## TASK STATEMENT
Write out the full listing exactly as given, minus the images.

## RECORD SET
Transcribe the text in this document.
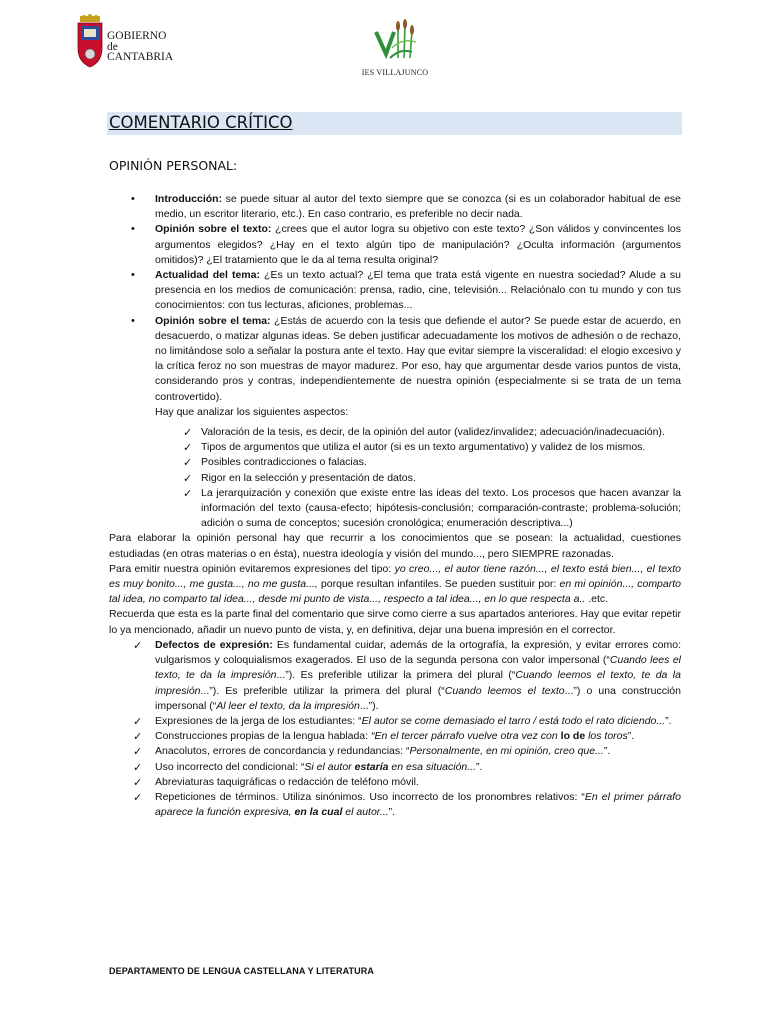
GOBIERNO
de
CANTABRIA
IES VILLAJUNCO
COMENTARIO CRÍTICO
OPINIÓN PERSONAL:
• Introducción: se puede situar al autor del texto siempre que se conozca (si es un colaborador habitual de ese medio, un escritor literario, etc.). En caso contrario, es preferible no decir nada.
• Opinión sobre el texto: ¿crees que el autor logra su objetivo con este texto? ¿Son válidos y convincentes los argumentos elegidos? ¿Hay en el texto algún tipo de manipulación? ¿Oculta información (argumentos omitidos)? ¿El tratamiento que le da al tema resulta original?
• Actualidad del tema: ¿Es un texto actual? ¿El tema que trata está vigente en nuestra sociedad? Alude a su presencia en los medios de comunicación: prensa, radio, cine, televisión... Relaciónalo con tu mundo y con tus conocimientos: con tus lecturas, aficiones, problemas...
• Opinión sobre el tema: ¿Estás de acuerdo con la tesis que defiende el autor? Se puede estar de acuerdo, en desacuerdo, o matizar algunas ideas. Se deben justificar adecuadamente los motivos de adhesión o de rechazo, no limitándose solo a señalar la postura ante el texto. Hay que evitar siempre la visceralidad: el elogio excesivo y la crítica feroz no son muestras de mayor madurez. Por eso, hay que argumentar desde varios puntos de vista, considerando pros y contras, independientemente de nuestra opinión (especialmente si se trata de un tema controvertido).
Hay que analizar los siguientes aspectos:
✓ Valoración de la tesis, es decir, de la opinión del autor (validez/invalidez; adecuación/inadecuación).
✓ Tipos de argumentos que utiliza el autor (si es un texto argumentativo) y validez de los mismos.
✓ Posibles contradicciones o falacias.
✓ Rigor en la selección y presentación de datos.
✓ La jerarquización y conexión que existe entre las ideas del texto. Los procesos que hacen avanzar la información del texto (causa-efecto; hipótesis-conclusión; comparación-contraste; problema-solución; adición o suma de conceptos; sucesión cronológica; enumeración descriptiva...)

Para elaborar la opinión personal hay que recurrir a los conocimientos que se posean: la actualidad, cuestiones estudiadas (en otras materias o en ésta), nuestra ideología y visión del mundo..., pero SIEMPRE razonadas.

Para emitir nuestra opinión evitaremos expresiones del tipo: yo creo..., el autor tiene razón..., el texto está bien..., el texto es muy bonito..., me gusta..., no me gusta..., porque resultan infantiles. Se pueden sustituir por: en mi opinión..., comparto tal idea, no comparto tal idea..., desde mi punto de vista..., respecto a tal idea..., en lo que respecta a.. .etc.

Recuerda que esta es la parte final del comentario que sirve como cierre a sus apartados anteriores. Hay que evitar repetir lo ya mencionado, añadir un nuevo punto de vista, y, en definitiva, dejar una buena impresión en el corrector.

✓ Defectos de expresión: Es fundamental cuidar, además de la ortografía, la expresión, y evitar errores como: vulgarismos y coloquialismos exagerados. El uso de la segunda persona con valor impersonal (“Cuando lees el texto, te da la impresión...”). Es preferible utilizar la primera del plural (“Cuando leemos el texto, te da la impresión...”). Es preferible utilizar la primera del plural (“Cuando leemos el texto...”) o una construcción impersonal (“Al leer el texto, da la impresión...”).
✓ Expresiones de la jerga de los estudiantes: “El autor se come demasiado el tarro / está todo el rato diciendo...”.
✓ Construcciones propias de la lengua hablada: “En el tercer párrafo vuelve otra vez con lo de los toros”.
✓ Anacolutos, errores de concordancia y redundancias: “Personalmente, en mi opinión, creo que...”.
✓ Uso incorrecto del condicional: “Si el autor estaría en esa situación...”.
✓ Abreviaturas taquigráficas o redacción de teléfono móvil.
✓ Repeticiones de términos. Utiliza sinónimos. Uso incorrecto de los pronombres relativos: “En el primer párrafo aparece la función expresiva, en la cual el autor...”.
DEPARTAMENTO DE LENGUA CASTELLANA Y LITERATURA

## SOLUTION TO THIS TASK
Transcribe the text in this document.
GOBIERNO
de
CANTABRIA
IES VILLAJUNCO
COMENTARIO CRÍTICO
OPINIÓN PERSONAL:
• Introducción: se puede situar al autor del texto siempre que se conozca (si es un colaborador habitual de ese medio, un escritor literario, etc.). En caso contrario, es preferible no decir nada.
• Opinión sobre el texto: ¿crees que el autor logra su objetivo con este texto? ¿Son válidos y convincentes los argumentos elegidos? ¿Hay en el texto algún tipo de manipulación? ¿Oculta información (argumentos omitidos)? ¿El tratamiento que le da al tema resulta original?
• Actualidad del tema: ¿Es un texto actual? ¿El tema que trata está vigente en nuestra sociedad? Alude a su presencia en los medios de comunicación: prensa, radio, cine, televisión... Relaciónalo con tu mundo y con tus conocimientos: con tus lecturas, aficiones, problemas...
• Opinión sobre el tema: ¿Estás de acuerdo con la tesis que defiende el autor? Se puede estar de acuerdo, en desacuerdo, o matizar algunas ideas. Se deben justificar adecuadamente los motivos de adhesión o de rechazo, no limitándose solo a señalar la postura ante el texto. Hay que evitar siempre la visceralidad: el elogio excesivo y la crítica feroz no son muestras de mayor madurez. Por eso, hay que argumentar desde varios puntos de vista, considerando pros y contras, independientemente de nuestra opinión (especialmente si se trata de un tema controvertido).
Hay que analizar los siguientes aspectos:
✓ Valoración de la tesis, es decir, de la opinión del autor (validez/invalidez; adecuación/inadecuación).
✓ Tipos de argumentos que utiliza el autor (si es un texto argumentativo) y validez de los mismos.
✓ Posibles contradicciones o falacias.
✓ Rigor en la selección y presentación de datos.
✓ La jerarquización y conexión que existe entre las ideas del texto. Los procesos que hacen avanzar la información del texto (causa-efecto; hipótesis-conclusión; comparación-contraste; problema-solución; adición o suma de conceptos; sucesión cronológica; enumeración descriptiva...)

Para elaborar la opinión personal hay que recurrir a los conocimientos que se posean: la actualidad, cuestiones estudiadas (en otras materias o en ésta), nuestra ideología y visión del mundo..., pero SIEMPRE razonadas.

Para emitir nuestra opinión evitaremos expresiones del tipo: yo creo..., el autor tiene razón..., el texto está bien..., el texto es muy bonito..., me gusta..., no me gusta..., porque resultan infantiles. Se pueden sustituir por: en mi opinión..., comparto tal idea, no comparto tal idea..., desde mi punto de vista..., respecto a tal idea..., en lo que respecta a.. .etc.

Recuerda que esta es la parte final del comentario que sirve como cierre a sus apartados anteriores. Hay que evitar repetir lo ya mencionado, añadir un nuevo punto de vista, y, en definitiva, dejar una buena impresión en el corrector.

✓ Defectos de expresión: Es fundamental cuidar, además de la ortografía, la expresión, y evitar errores como: vulgarismos y coloquialismos exagerados. El uso de la segunda persona con valor impersonal (“Cuando lees el texto, te da la impresión...”). Es preferible utilizar la primera del plural (“Cuando leemos el texto, te da la impresión...”). Es preferible utilizar la primera del plural (“Cuando leemos el texto...”) o una construcción impersonal (“Al leer el texto, da la impresión...”).
✓ Expresiones de la jerga de los estudiantes: “El autor se come demasiado el tarro / está todo el rato diciendo...”.
✓ Construcciones propias de la lengua hablada: “En el tercer párrafo vuelve otra vez con lo de los toros”.
✓ Anacolutos, errores de concordancia y redundancias: “Personalmente, en mi opinión, creo que...”.
✓ Uso incorrecto del condicional: “Si el autor estaría en esa situación...”.
✓ Abreviaturas taquigráficas o redacción de teléfono móvil.
✓ Repeticiones de términos. Utiliza sinónimos. Uso incorrecto de los pronombres relativos: “En el primer párrafo aparece la función expresiva, en la cual el autor...”.
DEPARTAMENTO DE LENGUA CASTELLANA Y LITERATURA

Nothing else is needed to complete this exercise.